= Goal of the exercise =
Skip the images and return the records below exactly.

= Saved entries =
>> begin

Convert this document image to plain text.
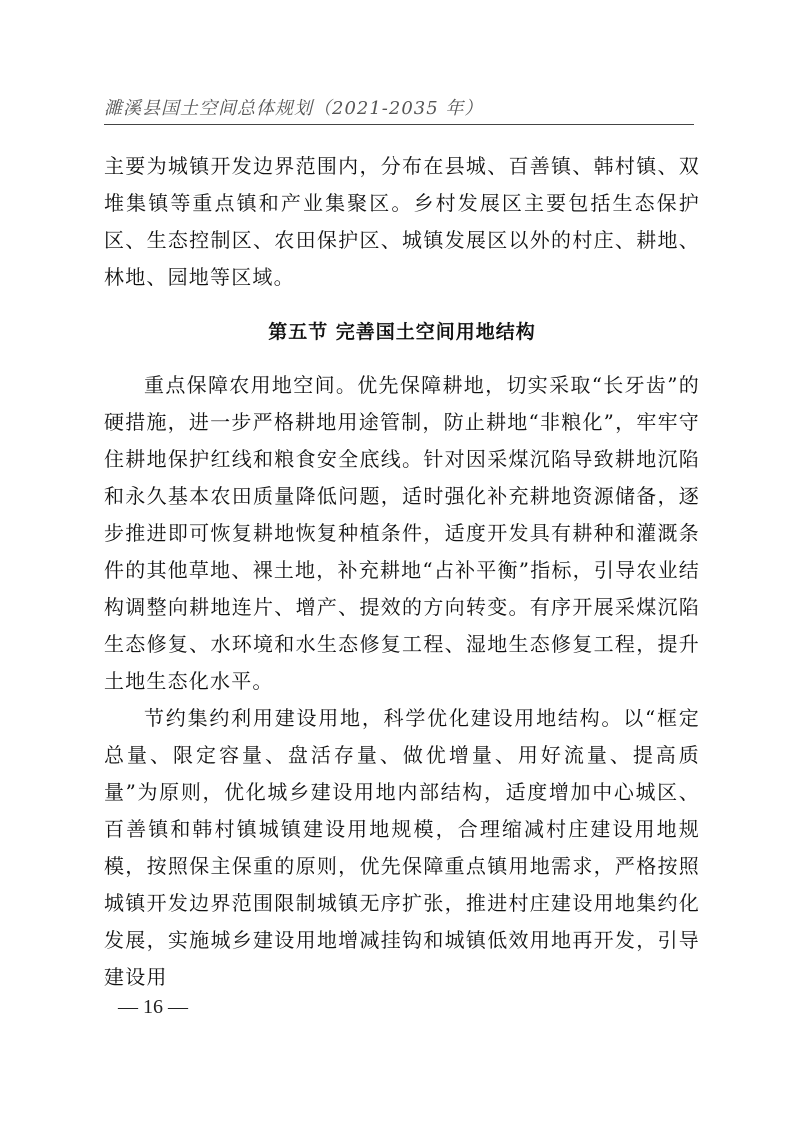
濉溪县国土空间总体规划（2021-2035 年）

主要为城镇开发边界范围内，分布在县城、百善镇、韩村镇、双堆集镇等重点镇和产业集聚区。乡村发展区主要包括生态保护区、生态控制区、农田保护区、城镇发展区以外的村庄、耕地、林地、园地等区域。

第五节 完善国土空间用地结构

重点保障农用地空间。优先保障耕地，切实采取“长牙齿”的硬措施，进一步严格耕地用途管制，防止耕地“非粮化”，牢牢守住耕地保护红线和粮食安全底线。针对因采煤沉陷导致耕地沉陷和永久基本农田质量降低问题，适时强化补充耕地资源储备，逐步推进即可恢复耕地恢复种植条件，适度开发具有耕种和灌溉条件的其他草地、裸土地，补充耕地“占补平衡”指标，引导农业结构调整向耕地连片、增产、提效的方向转变。有序开展采煤沉陷生态修复、水环境和水生态修复工程、湿地生态修复工程，提升土地生态化水平。

节约集约利用建设用地，科学优化建设用地结构。以“框定总量、限定容量、盘活存量、做优增量、用好流量、提高质量”为原则，优化城乡建设用地内部结构，适度增加中心城区、百善镇和韩村镇城镇建设用地规模，合理缩减村庄建设用地规模，按照保主保重的原则，优先保障重点镇用地需求，严格按照城镇开发边界范围限制城镇无序扩张，推进村庄建设用地集约化发展，实施城乡建设用地增减挂钩和城镇低效用地再开发，引导建设用

— 16 —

>> end

= Exercise result =
Convert this document image to plain text.
濉溪县国土空间总体规划（2021-2035 年）

主要为城镇开发边界范围内，分布在县城、百善镇、韩村镇、双堆集镇等重点镇和产业集聚区。乡村发展区主要包括生态保护区、生态控制区、农田保护区、城镇发展区以外的村庄、耕地、林地、园地等区域。

第五节 完善国土空间用地结构

重点保障农用地空间。优先保障耕地，切实采取“长牙齿”的硬措施，进一步严格耕地用途管制，防止耕地“非粮化”，牢牢守住耕地保护红线和粮食安全底线。针对因采煤沉陷导致耕地沉陷和永久基本农田质量降低问题，适时强化补充耕地资源储备，逐步推进即可恢复耕地恢复种植条件，适度开发具有耕种和灌溉条件的其他草地、裸土地，补充耕地“占补平衡”指标，引导农业结构调整向耕地连片、增产、提效的方向转变。有序开展采煤沉陷生态修复、水环境和水生态修复工程、湿地生态修复工程，提升土地生态化水平。

节约集约利用建设用地，科学优化建设用地结构。以“框定总量、限定容量、盘活存量、做优增量、用好流量、提高质量”为原则，优化城乡建设用地内部结构，适度增加中心城区、百善镇和韩村镇城镇建设用地规模，合理缩减村庄建设用地规模，按照保主保重的原则，优先保障重点镇用地需求，严格按照城镇开发边界范围限制城镇无序扩张，推进村庄建设用地集约化发展，实施城乡建设用地增减挂钩和城镇低效用地再开发，引导建设用

— 16 —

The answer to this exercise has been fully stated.